#### MATERIALS PROVIDED

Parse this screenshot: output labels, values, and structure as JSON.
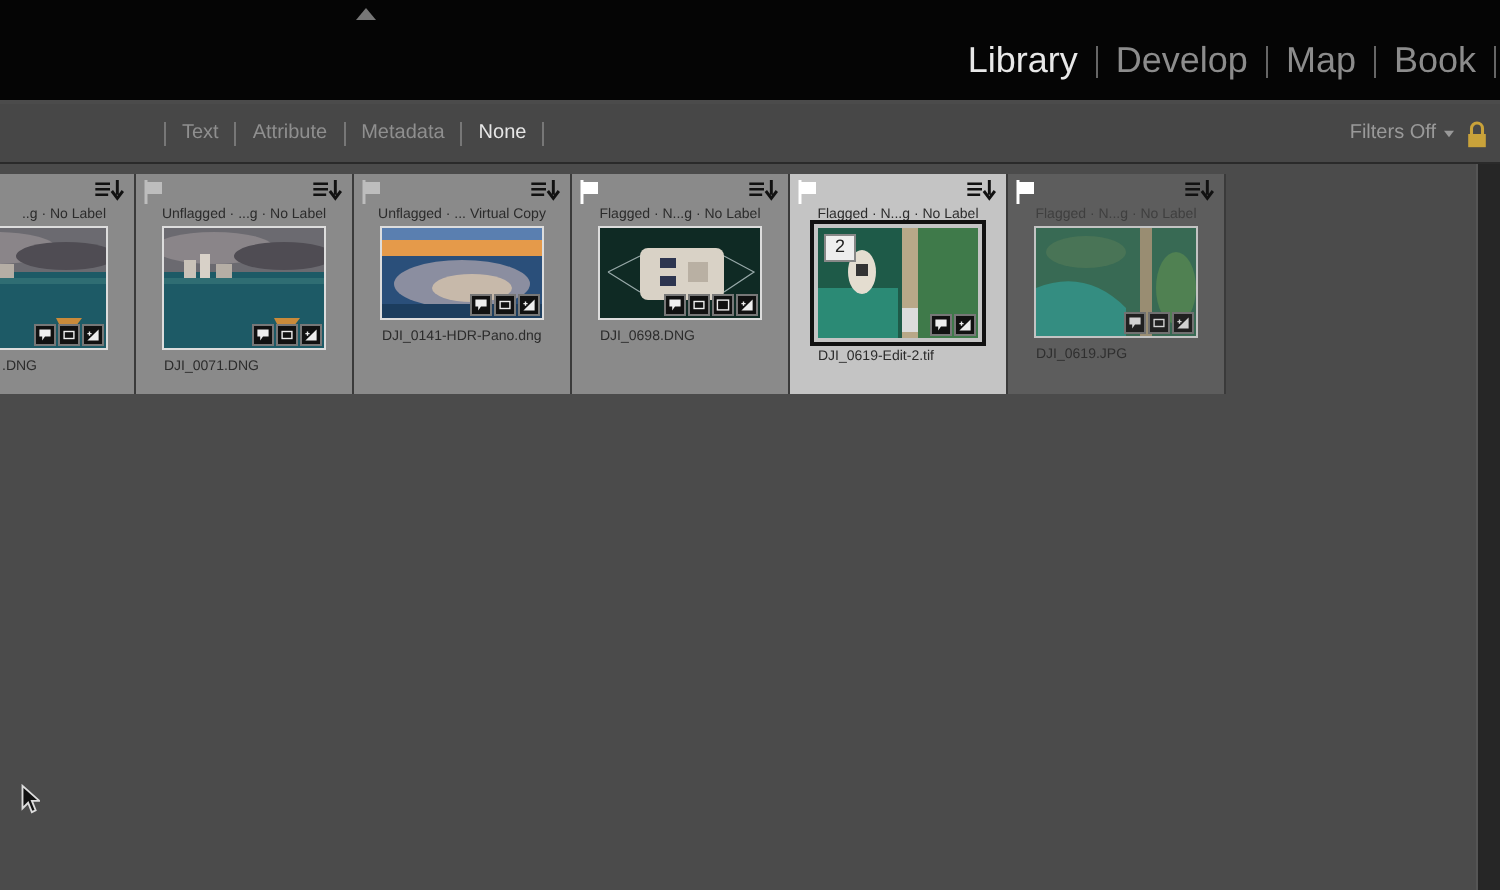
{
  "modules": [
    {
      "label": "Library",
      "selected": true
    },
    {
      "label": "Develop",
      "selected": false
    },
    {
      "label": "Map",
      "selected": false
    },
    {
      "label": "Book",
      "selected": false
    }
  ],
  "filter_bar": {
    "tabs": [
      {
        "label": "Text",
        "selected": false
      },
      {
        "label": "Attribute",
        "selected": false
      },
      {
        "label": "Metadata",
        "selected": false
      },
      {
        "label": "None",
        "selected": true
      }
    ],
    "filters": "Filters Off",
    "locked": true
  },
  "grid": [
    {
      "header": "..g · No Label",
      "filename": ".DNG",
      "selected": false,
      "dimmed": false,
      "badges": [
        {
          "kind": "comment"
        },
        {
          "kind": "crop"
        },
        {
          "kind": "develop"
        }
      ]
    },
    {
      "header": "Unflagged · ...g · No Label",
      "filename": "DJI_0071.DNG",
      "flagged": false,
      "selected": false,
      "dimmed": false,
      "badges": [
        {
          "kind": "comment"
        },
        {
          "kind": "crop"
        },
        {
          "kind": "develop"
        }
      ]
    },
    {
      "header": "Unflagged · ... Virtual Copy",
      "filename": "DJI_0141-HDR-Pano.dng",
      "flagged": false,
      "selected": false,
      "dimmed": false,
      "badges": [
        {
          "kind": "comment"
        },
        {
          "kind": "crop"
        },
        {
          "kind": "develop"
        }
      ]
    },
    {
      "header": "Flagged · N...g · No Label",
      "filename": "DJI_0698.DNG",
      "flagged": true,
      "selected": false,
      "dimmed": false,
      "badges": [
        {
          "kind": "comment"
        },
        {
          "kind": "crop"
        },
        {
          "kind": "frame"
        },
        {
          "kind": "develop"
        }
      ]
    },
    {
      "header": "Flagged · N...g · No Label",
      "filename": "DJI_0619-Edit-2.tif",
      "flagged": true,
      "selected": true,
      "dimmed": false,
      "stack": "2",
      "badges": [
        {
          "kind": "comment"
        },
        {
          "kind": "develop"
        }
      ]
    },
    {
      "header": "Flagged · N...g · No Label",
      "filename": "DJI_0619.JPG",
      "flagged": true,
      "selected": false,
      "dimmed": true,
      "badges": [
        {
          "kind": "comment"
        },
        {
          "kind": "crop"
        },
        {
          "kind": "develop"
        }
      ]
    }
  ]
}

########

§ **EXERCISE PROMPT**
Report all lines of the material that contain the word "Unflagged".

§ **FULL SOLUTION**
      "header": "Unflagged · ...g · No Label",
      "header": "Unflagged · ... Virtual Copy",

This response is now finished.